REQUIREMENT:
Assemble all lines in which the string "entry" appears.

[Collected data]
◇ ◇ ◇ ◇ ◇ ◇ ◇

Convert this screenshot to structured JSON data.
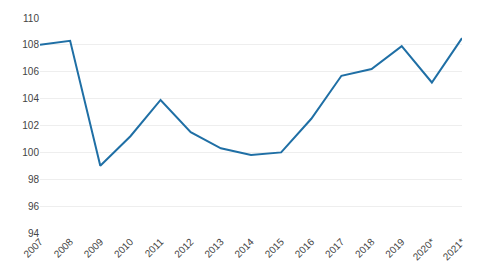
{
  "chart_data": {
    "type": "line",
    "categories": [
      "2007",
      "2008",
      "2009",
      "2010",
      "2011",
      "2012",
      "2013",
      "2014",
      "2015",
      "2016",
      "2017",
      "2018",
      "2019",
      "2020*",
      "2021*"
    ],
    "values": [
      108.0,
      108.3,
      99.0,
      101.2,
      103.9,
      101.5,
      100.3,
      99.8,
      100.0,
      102.5,
      105.7,
      106.2,
      107.9,
      105.2,
      108.5
    ],
    "color": "#1f6fa5",
    "ylim": [
      94,
      110
    ],
    "yticks": [
      94,
      96,
      98,
      100,
      102,
      104,
      106,
      108,
      110
    ],
    "grid": true
  }
}
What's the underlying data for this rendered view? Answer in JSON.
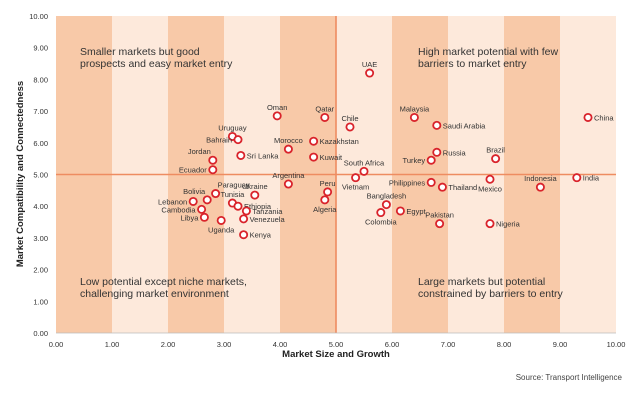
{
  "chart_data": {
    "type": "scatter",
    "title": "",
    "xlabel": "Market Size and Growth",
    "ylabel": "Market Compatibility and Connectedness",
    "xlim": [
      0,
      10
    ],
    "ylim": [
      0,
      10
    ],
    "x_ticks": [
      "0.00",
      "1.00",
      "2.00",
      "3.00",
      "4.00",
      "5.00",
      "6.00",
      "7.00",
      "8.00",
      "9.00",
      "10.00"
    ],
    "y_ticks": [
      "0.00",
      "1.00",
      "2.00",
      "3.00",
      "4.00",
      "5.00",
      "6.00",
      "7.00",
      "8.00",
      "9.00",
      "10.00"
    ],
    "divider_x": 5.0,
    "divider_y": 5.0,
    "grid": false,
    "quadrant_labels": [
      {
        "position": "top-left",
        "lines": [
          "Smaller markets but good",
          "prospects and easy market entry"
        ]
      },
      {
        "position": "top-right",
        "lines": [
          "High market potential with few",
          "barriers to market entry"
        ]
      },
      {
        "position": "bottom-left",
        "lines": [
          "Low potential except niche markets,",
          "challenging market environment"
        ]
      },
      {
        "position": "bottom-right",
        "lines": [
          "Large markets but potential",
          "constrained by barriers to entry"
        ]
      }
    ],
    "points": [
      {
        "label": "UAE",
        "x": 5.6,
        "y": 8.2,
        "label_pos": "above"
      },
      {
        "label": "China",
        "x": 9.5,
        "y": 6.8,
        "label_pos": "right"
      },
      {
        "label": "Malaysia",
        "x": 6.4,
        "y": 6.8,
        "label_pos": "above"
      },
      {
        "label": "Saudi Arabia",
        "x": 6.8,
        "y": 6.55,
        "label_pos": "right"
      },
      {
        "label": "Qatar",
        "x": 4.8,
        "y": 6.8,
        "label_pos": "above"
      },
      {
        "label": "Oman",
        "x": 3.95,
        "y": 6.85,
        "label_pos": "above"
      },
      {
        "label": "Chile",
        "x": 5.25,
        "y": 6.5,
        "label_pos": "above"
      },
      {
        "label": "Uruguay",
        "x": 3.15,
        "y": 6.2,
        "label_pos": "above"
      },
      {
        "label": "Bahrain",
        "x": 3.25,
        "y": 6.1,
        "label_pos": "left"
      },
      {
        "label": "Morocco",
        "x": 4.15,
        "y": 5.8,
        "label_pos": "above"
      },
      {
        "label": "Kazakhstan",
        "x": 4.6,
        "y": 6.05,
        "label_pos": "right"
      },
      {
        "label": "Sri Lanka",
        "x": 3.3,
        "y": 5.6,
        "label_pos": "right"
      },
      {
        "label": "Jordan",
        "x": 2.8,
        "y": 5.45,
        "label_pos": "left-above"
      },
      {
        "label": "Kuwait",
        "x": 4.6,
        "y": 5.55,
        "label_pos": "right"
      },
      {
        "label": "Russia",
        "x": 6.8,
        "y": 5.7,
        "label_pos": "right"
      },
      {
        "label": "Brazil",
        "x": 7.85,
        "y": 5.5,
        "label_pos": "above"
      },
      {
        "label": "Turkey",
        "x": 6.7,
        "y": 5.45,
        "label_pos": "left"
      },
      {
        "label": "Ecuador",
        "x": 2.8,
        "y": 5.15,
        "label_pos": "left"
      },
      {
        "label": "South Africa",
        "x": 5.5,
        "y": 5.1,
        "label_pos": "above"
      },
      {
        "label": "Vietnam",
        "x": 5.35,
        "y": 4.9,
        "label_pos": "below"
      },
      {
        "label": "Philippines",
        "x": 6.7,
        "y": 4.75,
        "label_pos": "left"
      },
      {
        "label": "Thailand",
        "x": 6.9,
        "y": 4.6,
        "label_pos": "right"
      },
      {
        "label": "Indonesia",
        "x": 8.65,
        "y": 4.6,
        "label_pos": "above"
      },
      {
        "label": "India",
        "x": 9.3,
        "y": 4.9,
        "label_pos": "right"
      },
      {
        "label": "Mexico",
        "x": 7.75,
        "y": 4.85,
        "label_pos": "below"
      },
      {
        "label": "Argentina",
        "x": 4.15,
        "y": 4.7,
        "label_pos": "above"
      },
      {
        "label": "Peru",
        "x": 4.85,
        "y": 4.45,
        "label_pos": "above"
      },
      {
        "label": "Paraguay",
        "x": 2.85,
        "y": 4.4,
        "label_pos": "right-above"
      },
      {
        "label": "Ukraine",
        "x": 3.55,
        "y": 4.35,
        "label_pos": "above"
      },
      {
        "label": "Bolivia",
        "x": 2.7,
        "y": 4.2,
        "label_pos": "left-above"
      },
      {
        "label": "Tunisia",
        "x": 3.15,
        "y": 4.1,
        "label_pos": "above"
      },
      {
        "label": "Lebanon",
        "x": 2.45,
        "y": 4.15,
        "label_pos": "left"
      },
      {
        "label": "Ethiopia",
        "x": 3.25,
        "y": 4.0,
        "label_pos": "right"
      },
      {
        "label": "Algeria",
        "x": 4.8,
        "y": 4.2,
        "label_pos": "below"
      },
      {
        "label": "Bangladesh",
        "x": 5.9,
        "y": 4.05,
        "label_pos": "above"
      },
      {
        "label": "Cambodia",
        "x": 2.6,
        "y": 3.9,
        "label_pos": "left"
      },
      {
        "label": "Tanzania",
        "x": 3.4,
        "y": 3.85,
        "label_pos": "right"
      },
      {
        "label": "Egypt",
        "x": 6.15,
        "y": 3.85,
        "label_pos": "right"
      },
      {
        "label": "Colombia",
        "x": 5.8,
        "y": 3.8,
        "label_pos": "below"
      },
      {
        "label": "Libya",
        "x": 2.65,
        "y": 3.65,
        "label_pos": "left"
      },
      {
        "label": "Venezuela",
        "x": 3.35,
        "y": 3.6,
        "label_pos": "right"
      },
      {
        "label": "Uganda",
        "x": 2.95,
        "y": 3.55,
        "label_pos": "below"
      },
      {
        "label": "Pakistan",
        "x": 6.85,
        "y": 3.45,
        "label_pos": "above"
      },
      {
        "label": "Nigeria",
        "x": 7.75,
        "y": 3.45,
        "label_pos": "right"
      },
      {
        "label": "Kenya",
        "x": 3.35,
        "y": 3.1,
        "label_pos": "right"
      }
    ],
    "colors": {
      "band_dark": "#f8c9a8",
      "band_light": "#fde9db",
      "divider": "#ee8c61",
      "marker_stroke": "#d9232b",
      "marker_fill": "#ffffff"
    }
  },
  "source": "Source: Transport Intelligence"
}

◇ ◇ ◇ ◇ ◇ ◇ ◇

EXPECTED ANSWER:
          "prospects and easy market entry"
          "barriers to market entry"
          "constrained by barriers to entry"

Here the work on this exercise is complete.